■ **Exercise requirements**
Skip any picture you find and retype all the remaining lines exactly.
>> begin Supplied information
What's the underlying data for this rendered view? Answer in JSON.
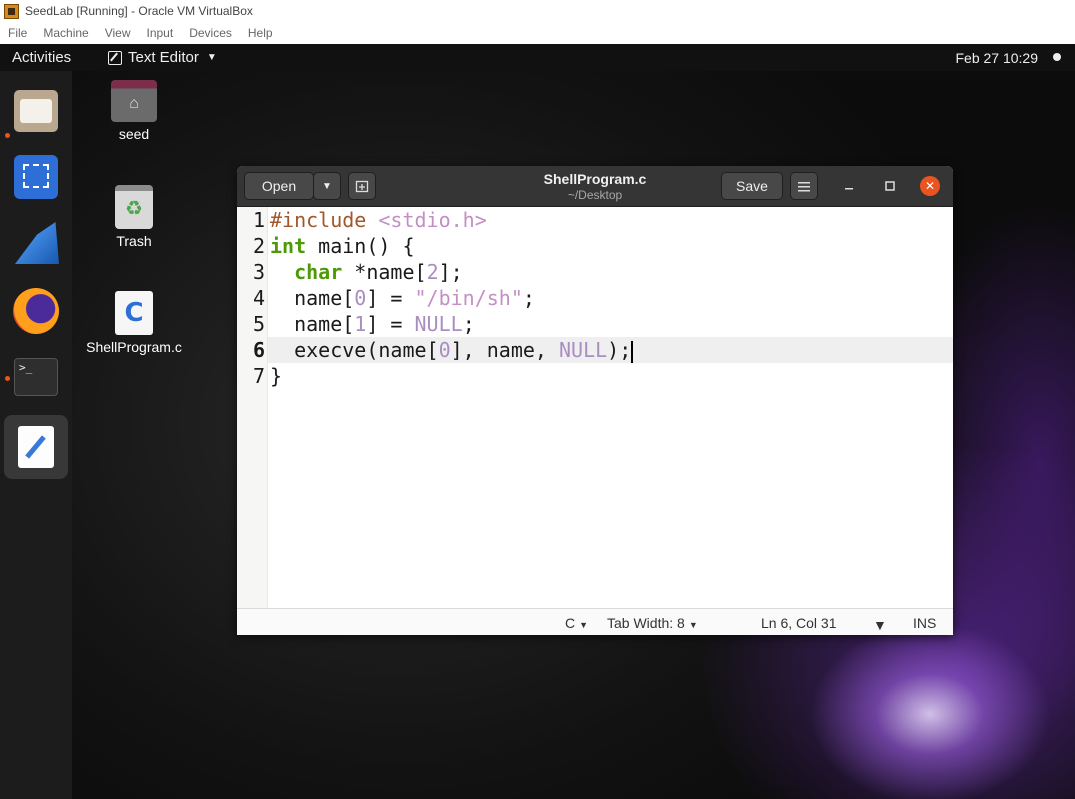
{
  "host": {
    "title": "SeedLab [Running] - Oracle VM VirtualBox",
    "menu": [
      "File",
      "Machine",
      "View",
      "Input",
      "Devices",
      "Help"
    ]
  },
  "topbar": {
    "activities": "Activities",
    "app_name": "Text Editor",
    "clock": "Feb 27  10:29"
  },
  "dock": {
    "items": [
      {
        "name": "files-icon",
        "running": true
      },
      {
        "name": "screenshot-icon",
        "running": false
      },
      {
        "name": "wireshark-icon",
        "running": false
      },
      {
        "name": "firefox-icon",
        "running": false
      },
      {
        "name": "terminal-icon",
        "running": true,
        "text": ">_"
      },
      {
        "name": "text-editor-icon",
        "running": true,
        "active": true
      }
    ]
  },
  "desktop": {
    "icons": [
      {
        "label": "seed"
      },
      {
        "label": "Trash"
      },
      {
        "label": "ShellProgram.c",
        "glyph": "C"
      }
    ]
  },
  "editor": {
    "open_label": "Open",
    "save_label": "Save",
    "title": "ShellProgram.c",
    "path": "~/Desktop",
    "current_line": 6,
    "line_numbers": [
      "1",
      "2",
      "3",
      "4",
      "5",
      "6",
      "7"
    ],
    "lines": [
      "#include <stdio.h>",
      "int main() {",
      "  char *name[2];",
      "  name[0] = \"/bin/sh\";",
      "  name[1] = NULL;",
      "  execve(name[0], name, NULL);",
      "}"
    ]
  },
  "status": {
    "language": "C",
    "tab_width": "Tab Width: 8",
    "position": "Ln 6, Col 31",
    "mode": "INS"
  },
  "colors": {
    "accent": "#e95420",
    "keyword": "#4e9a06",
    "preprocessor": "#a1572b",
    "string": "#c48fc4",
    "number": "#a98fc0"
  }
}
>> end Supplied information
■ **Reply to the exercise**
What's the underlying data for this rendered view? Answer in JSON.
{
  "host": {
    "title": "SeedLab [Running] - Oracle VM VirtualBox",
    "menu": [
      "File",
      "Machine",
      "View",
      "Input",
      "Devices",
      "Help"
    ]
  },
  "topbar": {
    "activities": "Activities",
    "app_name": "Text Editor",
    "clock": "Feb 27  10:29"
  },
  "dock": {
    "items": [
      {
        "name": "files-icon",
        "running": true
      },
      {
        "name": "screenshot-icon",
        "running": false
      },
      {
        "name": "wireshark-icon",
        "running": false
      },
      {
        "name": "firefox-icon",
        "running": false
      },
      {
        "name": "terminal-icon",
        "running": true,
        "text": ">_"
      },
      {
        "name": "text-editor-icon",
        "running": true,
        "active": true
      }
    ]
  },
  "desktop": {
    "icons": [
      {
        "label": "seed"
      },
      {
        "label": "Trash"
      },
      {
        "label": "ShellProgram.c",
        "glyph": "C"
      }
    ]
  },
  "editor": {
    "open_label": "Open",
    "save_label": "Save",
    "title": "ShellProgram.c",
    "path": "~/Desktop",
    "current_line": 6,
    "line_numbers": [
      "1",
      "2",
      "3",
      "4",
      "5",
      "6",
      "7"
    ],
    "lines": [
      "#include <stdio.h>",
      "int main() {",
      "  char *name[2];",
      "  name[0] = \"/bin/sh\";",
      "  name[1] = NULL;",
      "  execve(name[0], name, NULL);",
      "}"
    ]
  },
  "status": {
    "language": "C",
    "tab_width": "Tab Width: 8",
    "position": "Ln 6, Col 31",
    "mode": "INS"
  },
  "colors": {
    "accent": "#e95420",
    "keyword": "#4e9a06",
    "preprocessor": "#a1572b",
    "string": "#c48fc4",
    "number": "#a98fc0"
  }
}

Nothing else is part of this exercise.